> [Your goal] Compile every line that includes the word "this".

┌────────

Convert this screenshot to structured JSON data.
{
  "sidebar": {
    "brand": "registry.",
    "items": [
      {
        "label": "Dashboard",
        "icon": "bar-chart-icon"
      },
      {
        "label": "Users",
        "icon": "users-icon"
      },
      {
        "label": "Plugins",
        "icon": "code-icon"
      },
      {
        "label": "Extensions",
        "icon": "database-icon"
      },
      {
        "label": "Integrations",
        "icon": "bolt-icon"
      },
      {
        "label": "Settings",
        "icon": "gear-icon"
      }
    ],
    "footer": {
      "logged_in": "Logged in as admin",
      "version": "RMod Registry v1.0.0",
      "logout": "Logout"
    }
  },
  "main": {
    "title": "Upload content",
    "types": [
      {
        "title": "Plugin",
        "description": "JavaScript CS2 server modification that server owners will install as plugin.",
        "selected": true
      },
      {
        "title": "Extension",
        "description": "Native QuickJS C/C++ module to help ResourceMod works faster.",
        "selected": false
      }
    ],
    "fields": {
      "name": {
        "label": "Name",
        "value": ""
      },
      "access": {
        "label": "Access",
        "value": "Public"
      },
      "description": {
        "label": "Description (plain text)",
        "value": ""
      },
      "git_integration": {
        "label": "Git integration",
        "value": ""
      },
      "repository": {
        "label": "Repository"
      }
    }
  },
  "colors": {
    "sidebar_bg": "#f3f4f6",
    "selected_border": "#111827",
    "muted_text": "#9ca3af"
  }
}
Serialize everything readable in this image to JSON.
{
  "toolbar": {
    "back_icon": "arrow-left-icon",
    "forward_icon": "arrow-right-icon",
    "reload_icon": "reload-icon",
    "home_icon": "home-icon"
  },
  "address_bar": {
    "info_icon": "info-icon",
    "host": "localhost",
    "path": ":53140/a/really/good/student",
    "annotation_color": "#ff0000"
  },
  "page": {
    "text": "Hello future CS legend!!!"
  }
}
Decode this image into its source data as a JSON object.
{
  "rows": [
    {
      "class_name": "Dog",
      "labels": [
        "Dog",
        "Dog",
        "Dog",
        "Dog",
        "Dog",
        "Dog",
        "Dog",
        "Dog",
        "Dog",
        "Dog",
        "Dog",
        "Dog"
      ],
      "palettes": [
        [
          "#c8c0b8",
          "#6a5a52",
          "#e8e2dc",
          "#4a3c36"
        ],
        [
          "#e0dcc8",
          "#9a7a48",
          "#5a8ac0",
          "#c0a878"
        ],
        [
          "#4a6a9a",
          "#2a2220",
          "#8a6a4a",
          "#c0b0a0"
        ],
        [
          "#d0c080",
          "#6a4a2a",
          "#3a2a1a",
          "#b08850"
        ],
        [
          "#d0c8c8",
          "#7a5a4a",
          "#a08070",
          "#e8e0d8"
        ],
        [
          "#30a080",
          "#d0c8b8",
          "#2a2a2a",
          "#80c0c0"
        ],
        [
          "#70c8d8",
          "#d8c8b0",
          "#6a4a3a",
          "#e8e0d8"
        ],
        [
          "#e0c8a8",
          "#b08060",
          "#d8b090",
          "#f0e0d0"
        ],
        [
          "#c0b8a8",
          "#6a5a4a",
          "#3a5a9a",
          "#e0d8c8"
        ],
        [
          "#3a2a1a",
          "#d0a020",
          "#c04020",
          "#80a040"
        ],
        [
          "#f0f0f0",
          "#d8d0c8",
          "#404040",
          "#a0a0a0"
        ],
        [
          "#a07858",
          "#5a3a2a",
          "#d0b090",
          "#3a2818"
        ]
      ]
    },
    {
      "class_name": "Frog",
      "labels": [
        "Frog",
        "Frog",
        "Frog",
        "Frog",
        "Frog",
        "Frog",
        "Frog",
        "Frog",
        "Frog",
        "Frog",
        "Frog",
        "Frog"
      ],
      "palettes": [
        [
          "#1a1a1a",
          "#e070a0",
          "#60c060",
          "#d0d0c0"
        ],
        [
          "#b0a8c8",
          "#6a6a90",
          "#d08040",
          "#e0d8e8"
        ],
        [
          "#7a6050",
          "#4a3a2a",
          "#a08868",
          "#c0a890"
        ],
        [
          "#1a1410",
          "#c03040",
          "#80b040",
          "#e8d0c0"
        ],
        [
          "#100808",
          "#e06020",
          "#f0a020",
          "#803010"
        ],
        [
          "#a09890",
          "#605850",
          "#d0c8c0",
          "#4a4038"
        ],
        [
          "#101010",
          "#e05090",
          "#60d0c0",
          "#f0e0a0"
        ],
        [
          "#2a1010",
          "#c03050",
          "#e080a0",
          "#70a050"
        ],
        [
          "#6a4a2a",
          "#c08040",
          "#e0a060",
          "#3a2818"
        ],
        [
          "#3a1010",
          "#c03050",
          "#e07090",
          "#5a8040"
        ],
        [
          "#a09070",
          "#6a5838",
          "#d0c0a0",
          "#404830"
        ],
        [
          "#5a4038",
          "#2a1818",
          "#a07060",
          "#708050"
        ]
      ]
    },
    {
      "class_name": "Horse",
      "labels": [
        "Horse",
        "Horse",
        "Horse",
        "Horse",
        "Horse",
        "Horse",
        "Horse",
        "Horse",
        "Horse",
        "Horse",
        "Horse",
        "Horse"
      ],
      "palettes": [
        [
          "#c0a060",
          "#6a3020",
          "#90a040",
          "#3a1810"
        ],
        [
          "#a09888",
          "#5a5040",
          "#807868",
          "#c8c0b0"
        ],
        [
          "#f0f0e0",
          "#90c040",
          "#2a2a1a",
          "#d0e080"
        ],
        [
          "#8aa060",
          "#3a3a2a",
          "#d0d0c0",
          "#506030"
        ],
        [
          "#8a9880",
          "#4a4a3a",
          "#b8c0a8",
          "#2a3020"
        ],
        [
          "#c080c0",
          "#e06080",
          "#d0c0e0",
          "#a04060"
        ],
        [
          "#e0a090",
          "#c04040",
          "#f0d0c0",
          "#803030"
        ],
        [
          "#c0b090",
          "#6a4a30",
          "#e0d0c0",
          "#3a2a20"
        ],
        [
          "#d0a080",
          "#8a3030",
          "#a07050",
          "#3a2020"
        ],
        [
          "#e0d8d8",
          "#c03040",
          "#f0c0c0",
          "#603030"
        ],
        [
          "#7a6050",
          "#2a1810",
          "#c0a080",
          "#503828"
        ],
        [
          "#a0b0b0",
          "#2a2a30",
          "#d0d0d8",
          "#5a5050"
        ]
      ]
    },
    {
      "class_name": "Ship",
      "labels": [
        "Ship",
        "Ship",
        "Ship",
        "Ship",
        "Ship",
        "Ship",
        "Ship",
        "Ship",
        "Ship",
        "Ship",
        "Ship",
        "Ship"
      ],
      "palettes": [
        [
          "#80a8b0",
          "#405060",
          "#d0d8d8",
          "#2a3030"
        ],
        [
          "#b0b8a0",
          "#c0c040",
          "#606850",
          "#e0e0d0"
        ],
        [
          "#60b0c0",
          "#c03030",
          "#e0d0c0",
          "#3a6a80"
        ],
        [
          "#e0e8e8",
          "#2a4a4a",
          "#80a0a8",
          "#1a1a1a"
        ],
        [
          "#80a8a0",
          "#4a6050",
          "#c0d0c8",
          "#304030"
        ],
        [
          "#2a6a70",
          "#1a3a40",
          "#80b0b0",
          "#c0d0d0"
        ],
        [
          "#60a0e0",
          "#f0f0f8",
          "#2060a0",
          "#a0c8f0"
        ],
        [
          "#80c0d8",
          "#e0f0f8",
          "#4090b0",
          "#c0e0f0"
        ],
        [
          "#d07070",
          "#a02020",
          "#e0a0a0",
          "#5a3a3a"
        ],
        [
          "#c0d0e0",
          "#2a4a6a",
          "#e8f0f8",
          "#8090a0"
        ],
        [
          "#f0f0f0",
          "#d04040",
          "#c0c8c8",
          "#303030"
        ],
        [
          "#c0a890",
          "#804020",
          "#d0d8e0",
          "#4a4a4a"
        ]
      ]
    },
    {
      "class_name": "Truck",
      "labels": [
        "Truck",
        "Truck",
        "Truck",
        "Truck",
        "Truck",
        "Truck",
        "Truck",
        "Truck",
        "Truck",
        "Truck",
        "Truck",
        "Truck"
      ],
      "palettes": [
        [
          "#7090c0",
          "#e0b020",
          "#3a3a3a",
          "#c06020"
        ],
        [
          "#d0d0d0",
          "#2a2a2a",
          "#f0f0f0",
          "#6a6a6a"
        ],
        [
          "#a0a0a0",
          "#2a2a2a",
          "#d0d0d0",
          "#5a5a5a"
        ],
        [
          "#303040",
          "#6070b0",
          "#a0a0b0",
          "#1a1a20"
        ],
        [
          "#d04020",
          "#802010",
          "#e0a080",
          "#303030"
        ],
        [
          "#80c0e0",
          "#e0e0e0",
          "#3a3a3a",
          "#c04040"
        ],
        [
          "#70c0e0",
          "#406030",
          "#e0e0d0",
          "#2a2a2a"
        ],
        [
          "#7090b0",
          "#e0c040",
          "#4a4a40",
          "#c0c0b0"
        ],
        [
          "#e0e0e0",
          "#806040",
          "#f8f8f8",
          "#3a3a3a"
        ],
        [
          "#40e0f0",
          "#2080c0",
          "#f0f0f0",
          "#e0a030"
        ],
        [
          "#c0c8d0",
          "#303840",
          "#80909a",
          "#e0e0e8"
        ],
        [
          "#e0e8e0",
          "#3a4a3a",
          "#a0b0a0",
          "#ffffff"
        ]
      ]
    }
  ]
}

└────────

> [Written answer]
Convert this screenshot to structured JSON data.
Serialize everything readable in this image to JSON.
Decode this image into its source data as a JSON object.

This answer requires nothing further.